**Required task**
Using the entries below, restate word for word only the lines from the one with "Parse this chart and return its data as JSON." to the final line, leaving the pictures out.
______________________________
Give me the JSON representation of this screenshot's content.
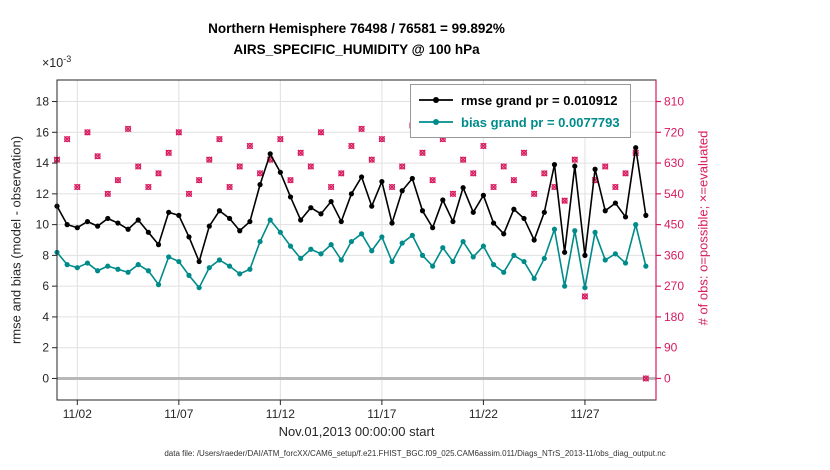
{
  "footer": "data file: /Users/raeder/DAI/ATM_forcXX/CAM6_setup/f.e21.FHIST_BGC.f09_025.CAM6assim.011/Diags_NTrS_2013-11/obs_diag_output.nc",
  "chart_data": {
    "type": "line",
    "title": "Northern Hemisphere 76498 / 76581 = 99.892%",
    "subtitle": "AIRS_SPECIFIC_HUMIDITY @ 100 hPa",
    "xlabel": "Nov.01,2013 00:00:00 start",
    "ylabel_left": "rmse and bias (model - observation)",
    "ylabel_right": "# of obs: o=possible; ×=evaluated",
    "offset": {
      "base": "×10",
      "exp": "-3"
    },
    "grid": true,
    "legend_position": "top-center-inside",
    "xlim": [
      1,
      30.5
    ],
    "ylim_left": [
      -1.4,
      19.4
    ],
    "ylim_right": [
      -63,
      873
    ],
    "yticks_left": [
      0,
      2,
      4,
      6,
      8,
      10,
      12,
      14,
      16,
      18
    ],
    "yticks_right": [
      0,
      90,
      180,
      270,
      360,
      450,
      540,
      630,
      720,
      810
    ],
    "xticks": [
      {
        "day": 2,
        "label": "11/02"
      },
      {
        "day": 7,
        "label": "11/07"
      },
      {
        "day": 12,
        "label": "11/12"
      },
      {
        "day": 17,
        "label": "11/17"
      },
      {
        "day": 22,
        "label": "11/22"
      },
      {
        "day": 27,
        "label": "11/27"
      }
    ],
    "colors": {
      "rmse": "#000000",
      "bias": "#008b8b",
      "obs": "#d81b60",
      "zero_line": "#b8b8b8",
      "grid": "#e0e0e0",
      "axis": "#262626"
    },
    "legend": [
      {
        "name": "rmse",
        "label": "rmse grand pr = 0.010912",
        "color": "#000000"
      },
      {
        "name": "bias",
        "label": "bias grand pr = 0.0077793",
        "color": "#008b8b"
      }
    ],
    "x_days": [
      1,
      1.5,
      2,
      2.5,
      3,
      3.5,
      4,
      4.5,
      5,
      5.5,
      6,
      6.5,
      7,
      7.5,
      8,
      8.5,
      9,
      9.5,
      10,
      10.5,
      11,
      11.5,
      12,
      12.5,
      13,
      13.5,
      14,
      14.5,
      15,
      15.5,
      16,
      16.5,
      17,
      17.5,
      18,
      18.5,
      19,
      19.5,
      20,
      20.5,
      21,
      21.5,
      22,
      22.5,
      23,
      23.5,
      24,
      24.5,
      25,
      25.5,
      26,
      26.5,
      27,
      27.5,
      28,
      28.5,
      29,
      29.5,
      30
    ],
    "series": [
      {
        "name": "rmse",
        "axis": "left",
        "unit_scale": "1e-3",
        "values": [
          11.2,
          10.0,
          9.8,
          10.2,
          9.9,
          10.4,
          10.1,
          9.7,
          10.3,
          9.5,
          8.7,
          10.8,
          10.6,
          9.2,
          7.6,
          9.9,
          10.9,
          10.4,
          9.6,
          10.2,
          12.6,
          14.6,
          13.4,
          11.8,
          10.3,
          11.1,
          10.7,
          11.5,
          10.2,
          12.0,
          13.1,
          11.2,
          12.8,
          10.1,
          12.2,
          13.0,
          10.9,
          9.8,
          11.6,
          10.2,
          12.4,
          10.8,
          11.9,
          10.1,
          9.4,
          11.0,
          10.4,
          9.0,
          10.8,
          13.9,
          8.2,
          13.8,
          8.0,
          13.6,
          10.9,
          11.4,
          10.5,
          15.0,
          10.6
        ]
      },
      {
        "name": "bias",
        "axis": "left",
        "unit_scale": "1e-3",
        "values": [
          8.2,
          7.4,
          7.2,
          7.5,
          7.0,
          7.3,
          7.1,
          6.9,
          7.4,
          7.0,
          6.1,
          7.9,
          7.6,
          6.7,
          5.9,
          7.2,
          7.7,
          7.3,
          6.8,
          7.1,
          8.9,
          10.3,
          9.5,
          8.6,
          7.8,
          8.4,
          8.1,
          8.7,
          7.7,
          8.9,
          9.4,
          8.3,
          9.2,
          7.6,
          8.8,
          9.3,
          8.0,
          7.3,
          8.5,
          7.6,
          8.9,
          7.9,
          8.6,
          7.4,
          6.9,
          8.0,
          7.6,
          6.5,
          7.8,
          9.7,
          6.0,
          9.6,
          5.9,
          9.5,
          7.7,
          8.1,
          7.5,
          10.0,
          7.3
        ]
      },
      {
        "name": "num_obs",
        "axis": "right",
        "values": [
          640,
          700,
          560,
          720,
          650,
          540,
          580,
          730,
          620,
          560,
          600,
          660,
          720,
          540,
          580,
          640,
          700,
          560,
          620,
          680,
          600,
          640,
          700,
          580,
          660,
          620,
          720,
          560,
          600,
          680,
          730,
          640,
          700,
          560,
          620,
          740,
          660,
          580,
          700,
          540,
          640,
          600,
          680,
          560,
          620,
          580,
          660,
          540,
          600,
          560,
          520,
          640,
          240,
          580,
          620,
          560,
          600,
          660,
          0
        ]
      }
    ]
  }
}
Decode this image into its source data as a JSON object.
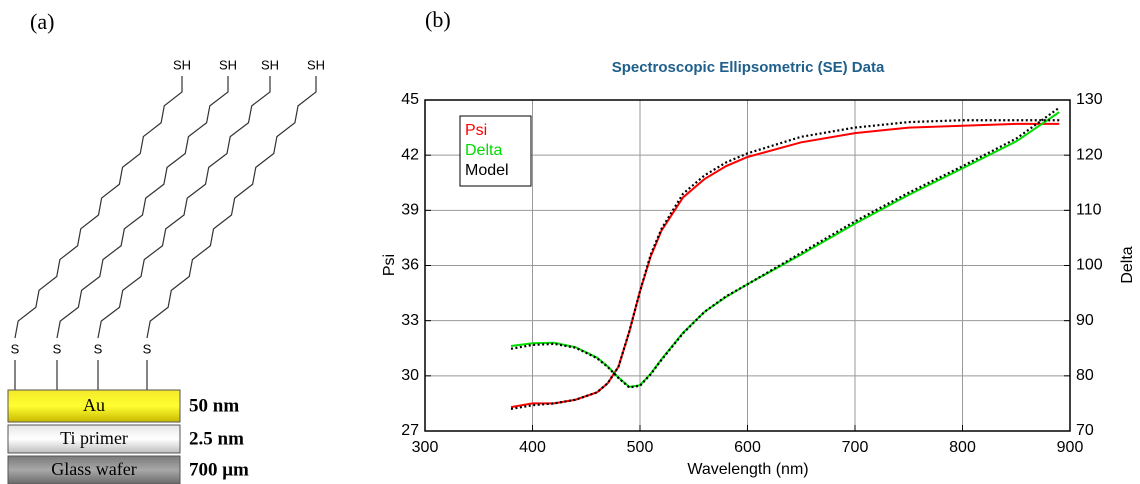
{
  "panel_a": {
    "label": "(a)",
    "sh_labels": [
      "SH",
      "SH",
      "SH",
      "SH"
    ],
    "s_labels": [
      "S",
      "S",
      "S",
      "S"
    ],
    "layers": [
      {
        "name": "Au",
        "thickness": "50 nm"
      },
      {
        "name": "Ti primer",
        "thickness": "2.5 nm"
      },
      {
        "name": "Glass wafer",
        "thickness": "700 μm"
      }
    ]
  },
  "panel_b_label": "(b)",
  "chart_data": {
    "type": "line",
    "title": "Spectroscopic Ellipsometric (SE) Data",
    "x_label": "Wavelength (nm)",
    "y_label": "Psi",
    "y2_label": "Delta",
    "x": [
      380,
      400,
      420,
      440,
      460,
      470,
      480,
      490,
      500,
      510,
      520,
      540,
      560,
      580,
      600,
      650,
      700,
      750,
      800,
      850,
      890
    ],
    "series": [
      {
        "name": "Psi",
        "color": "#ff0000",
        "style": "solid",
        "values": [
          28.3,
          28.5,
          28.5,
          28.7,
          29.1,
          29.6,
          30.5,
          32.4,
          34.6,
          36.5,
          37.9,
          39.7,
          40.7,
          41.4,
          41.9,
          42.7,
          43.2,
          43.5,
          43.6,
          43.7,
          43.7
        ]
      },
      {
        "name": "Delta",
        "color": "#00dd00",
        "style": "solid",
        "axis": "y2",
        "values": [
          85.4,
          85.9,
          86.0,
          85.2,
          83.3,
          81.7,
          79.7,
          78.0,
          78.3,
          80.4,
          83.0,
          87.8,
          91.6,
          94.3,
          96.6,
          102.0,
          107.6,
          112.8,
          117.6,
          122.5,
          127.8
        ]
      },
      {
        "name": "Model",
        "color": "#000000",
        "style": "dotted",
        "values": [
          28.2,
          28.4,
          28.5,
          28.7,
          29.1,
          29.6,
          30.5,
          32.4,
          34.6,
          36.6,
          38.0,
          39.9,
          40.9,
          41.6,
          42.1,
          43.0,
          43.5,
          43.8,
          43.9,
          43.9,
          43.9
        ]
      },
      {
        "color": "#000000",
        "style": "dotted",
        "axis": "y2",
        "values": [
          84.9,
          85.6,
          85.8,
          85.1,
          83.2,
          81.6,
          79.6,
          77.9,
          78.2,
          80.3,
          82.9,
          87.7,
          91.6,
          94.4,
          96.6,
          102.3,
          108.0,
          113.2,
          118.0,
          123.0,
          128.6
        ]
      }
    ],
    "xlim": [
      300,
      900
    ],
    "xticks": [
      300,
      400,
      500,
      600,
      700,
      800,
      900
    ],
    "ylim": [
      27,
      45
    ],
    "yticks": [
      27,
      30,
      33,
      36,
      39,
      42,
      45
    ],
    "y2lim": [
      70,
      130
    ],
    "y2ticks": [
      70,
      80,
      90,
      100,
      110,
      120,
      130
    ],
    "grid": true,
    "legend": "upper left"
  }
}
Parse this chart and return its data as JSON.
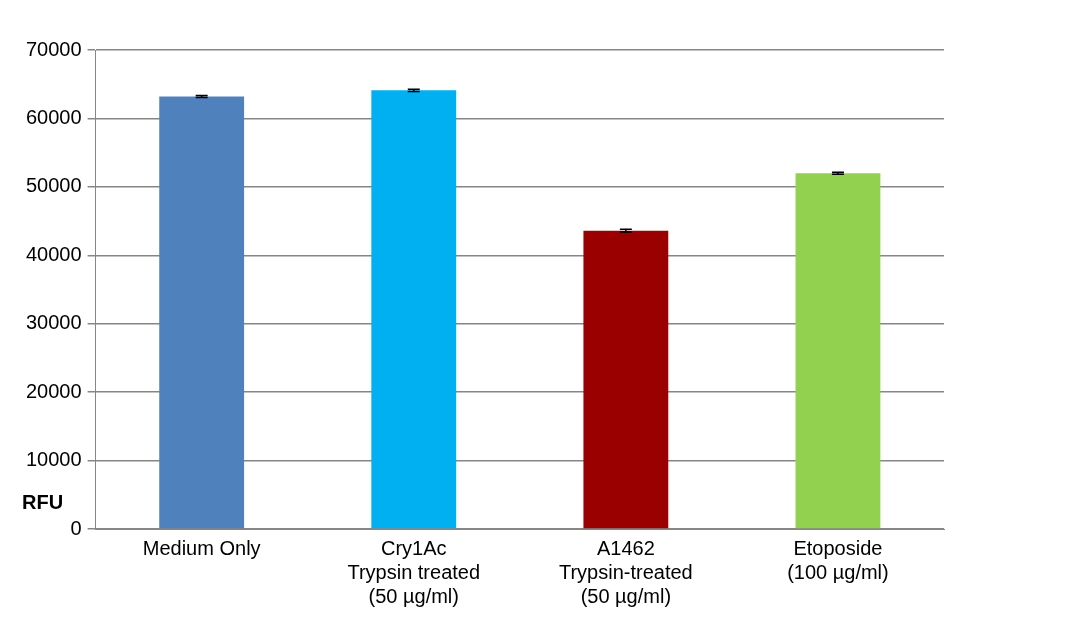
{
  "chart_data": {
    "type": "bar",
    "ylabel": "RFU",
    "categories": [
      "Medium Only",
      "Cry1Ac\nTrypsin treated\n(50 µg/ml)",
      "A1462\nTrypsin-treated\n(50 µg/ml)",
      "Etoposide\n(100 µg/ml)"
    ],
    "values": [
      63200,
      64100,
      43600,
      52000
    ],
    "colors": [
      "#4f81bd",
      "#00b0f0",
      "#9b0000",
      "#92d050"
    ],
    "errors": [
      150,
      150,
      200,
      150
    ],
    "ylim": [
      0,
      70000
    ],
    "yticks": [
      0,
      10000,
      20000,
      30000,
      40000,
      50000,
      60000,
      70000
    ],
    "grid": "y",
    "legend": false
  }
}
______________________________
**Correct output**
Parse this chart and return its data as JSON.
{
  "chart_data": {
    "type": "bar",
    "ylabel": "RFU",
    "categories": [
      "Medium Only",
      "Cry1Ac\nTrypsin treated\n(50 µg/ml)",
      "A1462\nTrypsin-treated\n(50 µg/ml)",
      "Etoposide\n(100 µg/ml)"
    ],
    "values": [
      63200,
      64100,
      43600,
      52000
    ],
    "colors": [
      "#4f81bd",
      "#00b0f0",
      "#9b0000",
      "#92d050"
    ],
    "errors": [
      150,
      150,
      200,
      150
    ],
    "ylim": [
      0,
      70000
    ],
    "yticks": [
      0,
      10000,
      20000,
      30000,
      40000,
      50000,
      60000,
      70000
    ],
    "grid": "y",
    "legend": false
  }
}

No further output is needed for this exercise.